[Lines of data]

-------------------------

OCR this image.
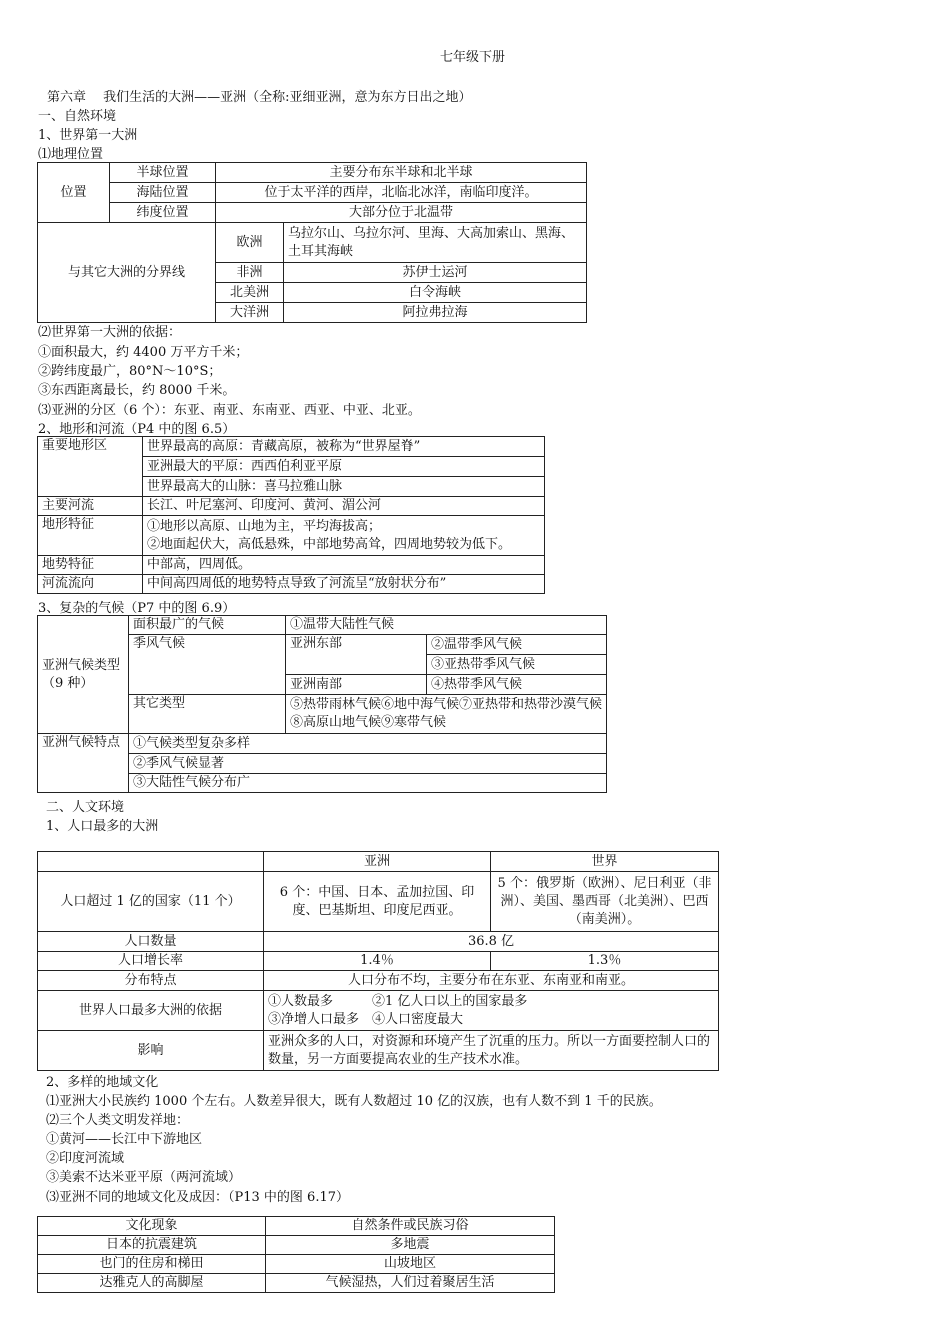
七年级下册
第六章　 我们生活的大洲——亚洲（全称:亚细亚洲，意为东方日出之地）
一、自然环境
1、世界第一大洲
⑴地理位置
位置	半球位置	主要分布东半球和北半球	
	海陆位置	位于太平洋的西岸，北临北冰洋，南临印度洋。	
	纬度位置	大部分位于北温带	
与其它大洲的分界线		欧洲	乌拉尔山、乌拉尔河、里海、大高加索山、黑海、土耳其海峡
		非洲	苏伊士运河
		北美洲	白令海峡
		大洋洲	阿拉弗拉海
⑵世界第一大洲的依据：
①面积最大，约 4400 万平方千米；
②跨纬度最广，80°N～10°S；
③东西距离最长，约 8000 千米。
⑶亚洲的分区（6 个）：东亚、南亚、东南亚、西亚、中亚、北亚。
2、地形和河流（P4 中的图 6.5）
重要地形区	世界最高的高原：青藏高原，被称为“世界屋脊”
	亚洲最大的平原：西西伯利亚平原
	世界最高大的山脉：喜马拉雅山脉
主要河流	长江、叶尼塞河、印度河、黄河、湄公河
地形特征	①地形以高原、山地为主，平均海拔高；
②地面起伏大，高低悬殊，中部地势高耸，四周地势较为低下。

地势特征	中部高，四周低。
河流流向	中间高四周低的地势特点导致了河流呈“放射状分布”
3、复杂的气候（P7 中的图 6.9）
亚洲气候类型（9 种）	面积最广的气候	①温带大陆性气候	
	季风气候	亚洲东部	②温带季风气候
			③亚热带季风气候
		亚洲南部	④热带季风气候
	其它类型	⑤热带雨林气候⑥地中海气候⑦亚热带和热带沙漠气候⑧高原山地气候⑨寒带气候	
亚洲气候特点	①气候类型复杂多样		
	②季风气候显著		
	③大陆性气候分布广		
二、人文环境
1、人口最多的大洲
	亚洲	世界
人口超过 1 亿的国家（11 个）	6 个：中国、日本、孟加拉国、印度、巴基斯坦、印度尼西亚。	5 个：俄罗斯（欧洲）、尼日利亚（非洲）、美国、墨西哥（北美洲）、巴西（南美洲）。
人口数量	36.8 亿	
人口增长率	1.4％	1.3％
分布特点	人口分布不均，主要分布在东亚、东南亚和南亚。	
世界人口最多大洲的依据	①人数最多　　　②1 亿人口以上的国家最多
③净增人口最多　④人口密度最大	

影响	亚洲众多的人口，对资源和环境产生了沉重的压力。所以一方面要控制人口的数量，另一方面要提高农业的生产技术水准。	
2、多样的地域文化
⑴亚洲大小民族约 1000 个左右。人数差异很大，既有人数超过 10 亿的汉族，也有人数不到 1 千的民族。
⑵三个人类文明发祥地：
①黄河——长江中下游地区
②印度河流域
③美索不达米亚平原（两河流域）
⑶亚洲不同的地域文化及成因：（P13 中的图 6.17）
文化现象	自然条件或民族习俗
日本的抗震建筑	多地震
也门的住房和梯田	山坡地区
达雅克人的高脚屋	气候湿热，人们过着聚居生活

-------------------------

TASK STATEMENT :: Write out each entry exactly as given, omitting any picture.

EXERCISE ANSWER ::
OCR this image.
七年级下册
第六章　 我们生活的大洲——亚洲（全称:亚细亚洲，意为东方日出之地）
一、自然环境
1、世界第一大洲
⑴地理位置
位置	半球位置	主要分布东半球和北半球	
	海陆位置	位于太平洋的西岸，北临北冰洋，南临印度洋。	
	纬度位置	大部分位于北温带	
与其它大洲的分界线		欧洲	乌拉尔山、乌拉尔河、里海、大高加索山、黑海、土耳其海峡
		非洲	苏伊士运河
		北美洲	白令海峡
		大洋洲	阿拉弗拉海
⑵世界第一大洲的依据：
①面积最大，约 4400 万平方千米；
②跨纬度最广，80°N～10°S；
③东西距离最长，约 8000 千米。
⑶亚洲的分区（6 个）：东亚、南亚、东南亚、西亚、中亚、北亚。
2、地形和河流（P4 中的图 6.5）
重要地形区	世界最高的高原：青藏高原，被称为“世界屋脊”
	亚洲最大的平原：西西伯利亚平原
	世界最高大的山脉：喜马拉雅山脉
主要河流	长江、叶尼塞河、印度河、黄河、湄公河
地形特征	①地形以高原、山地为主，平均海拔高；
②地面起伏大，高低悬殊，中部地势高耸，四周地势较为低下。

地势特征	中部高，四周低。
河流流向	中间高四周低的地势特点导致了河流呈“放射状分布”
3、复杂的气候（P7 中的图 6.9）
亚洲气候类型（9 种）	面积最广的气候	①温带大陆性气候	
	季风气候	亚洲东部	②温带季风气候
			③亚热带季风气候
		亚洲南部	④热带季风气候
	其它类型	⑤热带雨林气候⑥地中海气候⑦亚热带和热带沙漠气候⑧高原山地气候⑨寒带气候	
亚洲气候特点	①气候类型复杂多样		
	②季风气候显著		
	③大陆性气候分布广		
二、人文环境
1、人口最多的大洲
	亚洲	世界
人口超过 1 亿的国家（11 个）	6 个：中国、日本、孟加拉国、印度、巴基斯坦、印度尼西亚。	5 个：俄罗斯（欧洲）、尼日利亚（非洲）、美国、墨西哥（北美洲）、巴西（南美洲）。
人口数量	36.8 亿	
人口增长率	1.4％	1.3％
分布特点	人口分布不均，主要分布在东亚、东南亚和南亚。	
世界人口最多大洲的依据	①人数最多　　　②1 亿人口以上的国家最多
③净增人口最多　④人口密度最大	

影响	亚洲众多的人口，对资源和环境产生了沉重的压力。所以一方面要控制人口的数量，另一方面要提高农业的生产技术水准。	
2、多样的地域文化
⑴亚洲大小民族约 1000 个左右。人数差异很大，既有人数超过 10 亿的汉族，也有人数不到 1 千的民族。
⑵三个人类文明发祥地：
①黄河——长江中下游地区
②印度河流域
③美索不达米亚平原（两河流域）
⑶亚洲不同的地域文化及成因：（P13 中的图 6.17）
文化现象	自然条件或民族习俗
日本的抗震建筑	多地震
也门的住房和梯田	山坡地区
达雅克人的高脚屋	气候湿热，人们过着聚居生活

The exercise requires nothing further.